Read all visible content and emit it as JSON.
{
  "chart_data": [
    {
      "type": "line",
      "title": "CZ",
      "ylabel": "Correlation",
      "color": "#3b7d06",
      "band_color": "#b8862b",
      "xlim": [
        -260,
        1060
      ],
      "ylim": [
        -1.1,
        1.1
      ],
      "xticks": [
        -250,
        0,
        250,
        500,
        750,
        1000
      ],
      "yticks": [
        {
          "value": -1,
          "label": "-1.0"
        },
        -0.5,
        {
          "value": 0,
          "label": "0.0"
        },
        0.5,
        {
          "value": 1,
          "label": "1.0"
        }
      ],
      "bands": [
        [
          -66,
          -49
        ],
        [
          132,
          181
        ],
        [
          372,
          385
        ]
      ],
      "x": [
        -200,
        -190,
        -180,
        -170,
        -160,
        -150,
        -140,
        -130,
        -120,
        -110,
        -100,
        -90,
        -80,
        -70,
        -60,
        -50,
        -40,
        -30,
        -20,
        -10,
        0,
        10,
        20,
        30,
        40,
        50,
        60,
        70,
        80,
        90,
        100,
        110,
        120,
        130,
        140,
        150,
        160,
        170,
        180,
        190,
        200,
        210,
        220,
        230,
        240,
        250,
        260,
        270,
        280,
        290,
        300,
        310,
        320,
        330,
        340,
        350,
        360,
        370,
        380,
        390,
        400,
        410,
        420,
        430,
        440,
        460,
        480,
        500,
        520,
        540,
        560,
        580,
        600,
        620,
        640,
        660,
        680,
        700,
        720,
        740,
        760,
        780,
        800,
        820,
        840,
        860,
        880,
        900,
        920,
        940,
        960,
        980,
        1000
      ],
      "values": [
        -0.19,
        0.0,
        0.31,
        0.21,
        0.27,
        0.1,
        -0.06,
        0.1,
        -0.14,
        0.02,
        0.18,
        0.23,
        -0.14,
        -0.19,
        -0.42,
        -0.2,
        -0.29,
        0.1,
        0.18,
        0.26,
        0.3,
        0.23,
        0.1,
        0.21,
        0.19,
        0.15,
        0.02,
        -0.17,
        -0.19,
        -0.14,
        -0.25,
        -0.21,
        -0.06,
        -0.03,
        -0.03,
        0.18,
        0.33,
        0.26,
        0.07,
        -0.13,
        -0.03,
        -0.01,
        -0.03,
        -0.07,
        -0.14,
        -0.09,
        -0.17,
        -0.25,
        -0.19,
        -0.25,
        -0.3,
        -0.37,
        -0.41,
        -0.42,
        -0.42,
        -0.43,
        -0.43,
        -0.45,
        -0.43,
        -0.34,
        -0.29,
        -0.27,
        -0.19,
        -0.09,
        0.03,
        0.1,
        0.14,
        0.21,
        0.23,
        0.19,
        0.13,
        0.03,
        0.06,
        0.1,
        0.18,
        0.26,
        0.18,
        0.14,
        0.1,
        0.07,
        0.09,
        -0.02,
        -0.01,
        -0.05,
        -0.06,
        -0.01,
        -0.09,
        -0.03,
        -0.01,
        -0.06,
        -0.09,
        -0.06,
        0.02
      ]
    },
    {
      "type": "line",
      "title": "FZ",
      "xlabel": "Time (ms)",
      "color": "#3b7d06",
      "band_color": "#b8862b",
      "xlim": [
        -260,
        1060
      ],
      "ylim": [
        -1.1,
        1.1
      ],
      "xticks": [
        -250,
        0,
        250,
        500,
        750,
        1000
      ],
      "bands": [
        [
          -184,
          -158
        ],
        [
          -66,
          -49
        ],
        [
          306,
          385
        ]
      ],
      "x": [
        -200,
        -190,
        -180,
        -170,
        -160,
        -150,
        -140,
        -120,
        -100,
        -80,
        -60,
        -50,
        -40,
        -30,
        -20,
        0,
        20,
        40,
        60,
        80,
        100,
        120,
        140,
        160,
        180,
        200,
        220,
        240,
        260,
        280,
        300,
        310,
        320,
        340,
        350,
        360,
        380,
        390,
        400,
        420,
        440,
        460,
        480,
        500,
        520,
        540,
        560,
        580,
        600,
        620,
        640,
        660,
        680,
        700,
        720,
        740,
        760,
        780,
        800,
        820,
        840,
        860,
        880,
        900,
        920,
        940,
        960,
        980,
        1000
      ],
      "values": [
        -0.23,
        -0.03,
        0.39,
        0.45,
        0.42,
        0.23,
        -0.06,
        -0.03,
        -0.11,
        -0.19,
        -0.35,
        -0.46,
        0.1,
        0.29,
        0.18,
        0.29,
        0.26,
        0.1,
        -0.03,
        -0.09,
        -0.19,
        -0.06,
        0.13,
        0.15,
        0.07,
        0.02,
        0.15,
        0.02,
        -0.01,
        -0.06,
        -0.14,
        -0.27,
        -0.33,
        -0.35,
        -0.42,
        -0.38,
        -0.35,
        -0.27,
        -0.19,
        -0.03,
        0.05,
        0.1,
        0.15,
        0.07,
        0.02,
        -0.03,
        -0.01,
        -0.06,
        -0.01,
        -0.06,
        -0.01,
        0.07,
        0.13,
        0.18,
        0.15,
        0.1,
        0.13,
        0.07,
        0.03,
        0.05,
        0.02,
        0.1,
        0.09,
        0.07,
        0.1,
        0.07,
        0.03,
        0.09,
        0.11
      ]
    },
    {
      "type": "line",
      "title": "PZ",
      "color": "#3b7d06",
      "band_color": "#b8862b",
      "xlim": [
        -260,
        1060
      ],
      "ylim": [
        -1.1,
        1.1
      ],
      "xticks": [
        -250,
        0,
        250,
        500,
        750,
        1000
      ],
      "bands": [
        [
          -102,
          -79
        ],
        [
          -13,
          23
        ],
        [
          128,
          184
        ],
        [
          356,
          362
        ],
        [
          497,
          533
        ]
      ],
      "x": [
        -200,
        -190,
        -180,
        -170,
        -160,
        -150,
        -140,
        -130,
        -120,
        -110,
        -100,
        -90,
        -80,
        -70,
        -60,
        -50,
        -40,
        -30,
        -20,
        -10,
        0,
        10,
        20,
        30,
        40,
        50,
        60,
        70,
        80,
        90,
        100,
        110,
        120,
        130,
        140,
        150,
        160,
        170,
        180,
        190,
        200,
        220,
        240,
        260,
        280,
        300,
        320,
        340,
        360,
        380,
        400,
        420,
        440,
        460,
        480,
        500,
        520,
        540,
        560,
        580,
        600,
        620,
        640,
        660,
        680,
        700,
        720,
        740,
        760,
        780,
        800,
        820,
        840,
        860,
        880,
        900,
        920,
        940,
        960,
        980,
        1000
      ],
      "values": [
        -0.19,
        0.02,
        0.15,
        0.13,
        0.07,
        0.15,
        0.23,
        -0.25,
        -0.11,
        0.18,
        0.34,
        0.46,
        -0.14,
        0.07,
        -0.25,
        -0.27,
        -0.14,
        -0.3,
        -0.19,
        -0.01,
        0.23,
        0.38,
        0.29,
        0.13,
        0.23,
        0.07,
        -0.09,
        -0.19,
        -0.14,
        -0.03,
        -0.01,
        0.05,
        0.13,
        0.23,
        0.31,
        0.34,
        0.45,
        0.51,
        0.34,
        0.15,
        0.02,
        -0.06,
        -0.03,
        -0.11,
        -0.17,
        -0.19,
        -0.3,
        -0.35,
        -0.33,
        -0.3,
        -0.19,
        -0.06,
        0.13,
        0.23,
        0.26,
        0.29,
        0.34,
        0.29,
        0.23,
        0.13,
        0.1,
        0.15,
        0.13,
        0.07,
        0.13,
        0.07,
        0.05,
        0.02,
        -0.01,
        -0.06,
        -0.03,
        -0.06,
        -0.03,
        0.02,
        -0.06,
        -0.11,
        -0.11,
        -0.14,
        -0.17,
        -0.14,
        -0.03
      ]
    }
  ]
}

■ ■ ■ ■ ■

- Your goal -
Repeat the data in its entirety, character for character.

- Output of the task -
Read all visible content and emit it as JSON.
{
  "chart_data": [
    {
      "type": "line",
      "title": "CZ",
      "ylabel": "Correlation",
      "color": "#3b7d06",
      "band_color": "#b8862b",
      "xlim": [
        -260,
        1060
      ],
      "ylim": [
        -1.1,
        1.1
      ],
      "xticks": [
        -250,
        0,
        250,
        500,
        750,
        1000
      ],
      "yticks": [
        {
          "value": -1,
          "label": "-1.0"
        },
        -0.5,
        {
          "value": 0,
          "label": "0.0"
        },
        0.5,
        {
          "value": 1,
          "label": "1.0"
        }
      ],
      "bands": [
        [
          -66,
          -49
        ],
        [
          132,
          181
        ],
        [
          372,
          385
        ]
      ],
      "x": [
        -200,
        -190,
        -180,
        -170,
        -160,
        -150,
        -140,
        -130,
        -120,
        -110,
        -100,
        -90,
        -80,
        -70,
        -60,
        -50,
        -40,
        -30,
        -20,
        -10,
        0,
        10,
        20,
        30,
        40,
        50,
        60,
        70,
        80,
        90,
        100,
        110,
        120,
        130,
        140,
        150,
        160,
        170,
        180,
        190,
        200,
        210,
        220,
        230,
        240,
        250,
        260,
        270,
        280,
        290,
        300,
        310,
        320,
        330,
        340,
        350,
        360,
        370,
        380,
        390,
        400,
        410,
        420,
        430,
        440,
        460,
        480,
        500,
        520,
        540,
        560,
        580,
        600,
        620,
        640,
        660,
        680,
        700,
        720,
        740,
        760,
        780,
        800,
        820,
        840,
        860,
        880,
        900,
        920,
        940,
        960,
        980,
        1000
      ],
      "values": [
        -0.19,
        0.0,
        0.31,
        0.21,
        0.27,
        0.1,
        -0.06,
        0.1,
        -0.14,
        0.02,
        0.18,
        0.23,
        -0.14,
        -0.19,
        -0.42,
        -0.2,
        -0.29,
        0.1,
        0.18,
        0.26,
        0.3,
        0.23,
        0.1,
        0.21,
        0.19,
        0.15,
        0.02,
        -0.17,
        -0.19,
        -0.14,
        -0.25,
        -0.21,
        -0.06,
        -0.03,
        -0.03,
        0.18,
        0.33,
        0.26,
        0.07,
        -0.13,
        -0.03,
        -0.01,
        -0.03,
        -0.07,
        -0.14,
        -0.09,
        -0.17,
        -0.25,
        -0.19,
        -0.25,
        -0.3,
        -0.37,
        -0.41,
        -0.42,
        -0.42,
        -0.43,
        -0.43,
        -0.45,
        -0.43,
        -0.34,
        -0.29,
        -0.27,
        -0.19,
        -0.09,
        0.03,
        0.1,
        0.14,
        0.21,
        0.23,
        0.19,
        0.13,
        0.03,
        0.06,
        0.1,
        0.18,
        0.26,
        0.18,
        0.14,
        0.1,
        0.07,
        0.09,
        -0.02,
        -0.01,
        -0.05,
        -0.06,
        -0.01,
        -0.09,
        -0.03,
        -0.01,
        -0.06,
        -0.09,
        -0.06,
        0.02
      ]
    },
    {
      "type": "line",
      "title": "FZ",
      "xlabel": "Time (ms)",
      "color": "#3b7d06",
      "band_color": "#b8862b",
      "xlim": [
        -260,
        1060
      ],
      "ylim": [
        -1.1,
        1.1
      ],
      "xticks": [
        -250,
        0,
        250,
        500,
        750,
        1000
      ],
      "bands": [
        [
          -184,
          -158
        ],
        [
          -66,
          -49
        ],
        [
          306,
          385
        ]
      ],
      "x": [
        -200,
        -190,
        -180,
        -170,
        -160,
        -150,
        -140,
        -120,
        -100,
        -80,
        -60,
        -50,
        -40,
        -30,
        -20,
        0,
        20,
        40,
        60,
        80,
        100,
        120,
        140,
        160,
        180,
        200,
        220,
        240,
        260,
        280,
        300,
        310,
        320,
        340,
        350,
        360,
        380,
        390,
        400,
        420,
        440,
        460,
        480,
        500,
        520,
        540,
        560,
        580,
        600,
        620,
        640,
        660,
        680,
        700,
        720,
        740,
        760,
        780,
        800,
        820,
        840,
        860,
        880,
        900,
        920,
        940,
        960,
        980,
        1000
      ],
      "values": [
        -0.23,
        -0.03,
        0.39,
        0.45,
        0.42,
        0.23,
        -0.06,
        -0.03,
        -0.11,
        -0.19,
        -0.35,
        -0.46,
        0.1,
        0.29,
        0.18,
        0.29,
        0.26,
        0.1,
        -0.03,
        -0.09,
        -0.19,
        -0.06,
        0.13,
        0.15,
        0.07,
        0.02,
        0.15,
        0.02,
        -0.01,
        -0.06,
        -0.14,
        -0.27,
        -0.33,
        -0.35,
        -0.42,
        -0.38,
        -0.35,
        -0.27,
        -0.19,
        -0.03,
        0.05,
        0.1,
        0.15,
        0.07,
        0.02,
        -0.03,
        -0.01,
        -0.06,
        -0.01,
        -0.06,
        -0.01,
        0.07,
        0.13,
        0.18,
        0.15,
        0.1,
        0.13,
        0.07,
        0.03,
        0.05,
        0.02,
        0.1,
        0.09,
        0.07,
        0.1,
        0.07,
        0.03,
        0.09,
        0.11
      ]
    },
    {
      "type": "line",
      "title": "PZ",
      "color": "#3b7d06",
      "band_color": "#b8862b",
      "xlim": [
        -260,
        1060
      ],
      "ylim": [
        -1.1,
        1.1
      ],
      "xticks": [
        -250,
        0,
        250,
        500,
        750,
        1000
      ],
      "bands": [
        [
          -102,
          -79
        ],
        [
          -13,
          23
        ],
        [
          128,
          184
        ],
        [
          356,
          362
        ],
        [
          497,
          533
        ]
      ],
      "x": [
        -200,
        -190,
        -180,
        -170,
        -160,
        -150,
        -140,
        -130,
        -120,
        -110,
        -100,
        -90,
        -80,
        -70,
        -60,
        -50,
        -40,
        -30,
        -20,
        -10,
        0,
        10,
        20,
        30,
        40,
        50,
        60,
        70,
        80,
        90,
        100,
        110,
        120,
        130,
        140,
        150,
        160,
        170,
        180,
        190,
        200,
        220,
        240,
        260,
        280,
        300,
        320,
        340,
        360,
        380,
        400,
        420,
        440,
        460,
        480,
        500,
        520,
        540,
        560,
        580,
        600,
        620,
        640,
        660,
        680,
        700,
        720,
        740,
        760,
        780,
        800,
        820,
        840,
        860,
        880,
        900,
        920,
        940,
        960,
        980,
        1000
      ],
      "values": [
        -0.19,
        0.02,
        0.15,
        0.13,
        0.07,
        0.15,
        0.23,
        -0.25,
        -0.11,
        0.18,
        0.34,
        0.46,
        -0.14,
        0.07,
        -0.25,
        -0.27,
        -0.14,
        -0.3,
        -0.19,
        -0.01,
        0.23,
        0.38,
        0.29,
        0.13,
        0.23,
        0.07,
        -0.09,
        -0.19,
        -0.14,
        -0.03,
        -0.01,
        0.05,
        0.13,
        0.23,
        0.31,
        0.34,
        0.45,
        0.51,
        0.34,
        0.15,
        0.02,
        -0.06,
        -0.03,
        -0.11,
        -0.17,
        -0.19,
        -0.3,
        -0.35,
        -0.33,
        -0.3,
        -0.19,
        -0.06,
        0.13,
        0.23,
        0.26,
        0.29,
        0.34,
        0.29,
        0.23,
        0.13,
        0.1,
        0.15,
        0.13,
        0.07,
        0.13,
        0.07,
        0.05,
        0.02,
        -0.01,
        -0.06,
        -0.03,
        -0.06,
        -0.03,
        0.02,
        -0.06,
        -0.11,
        -0.11,
        -0.14,
        -0.17,
        -0.14,
        -0.03
      ]
    }
  ]
}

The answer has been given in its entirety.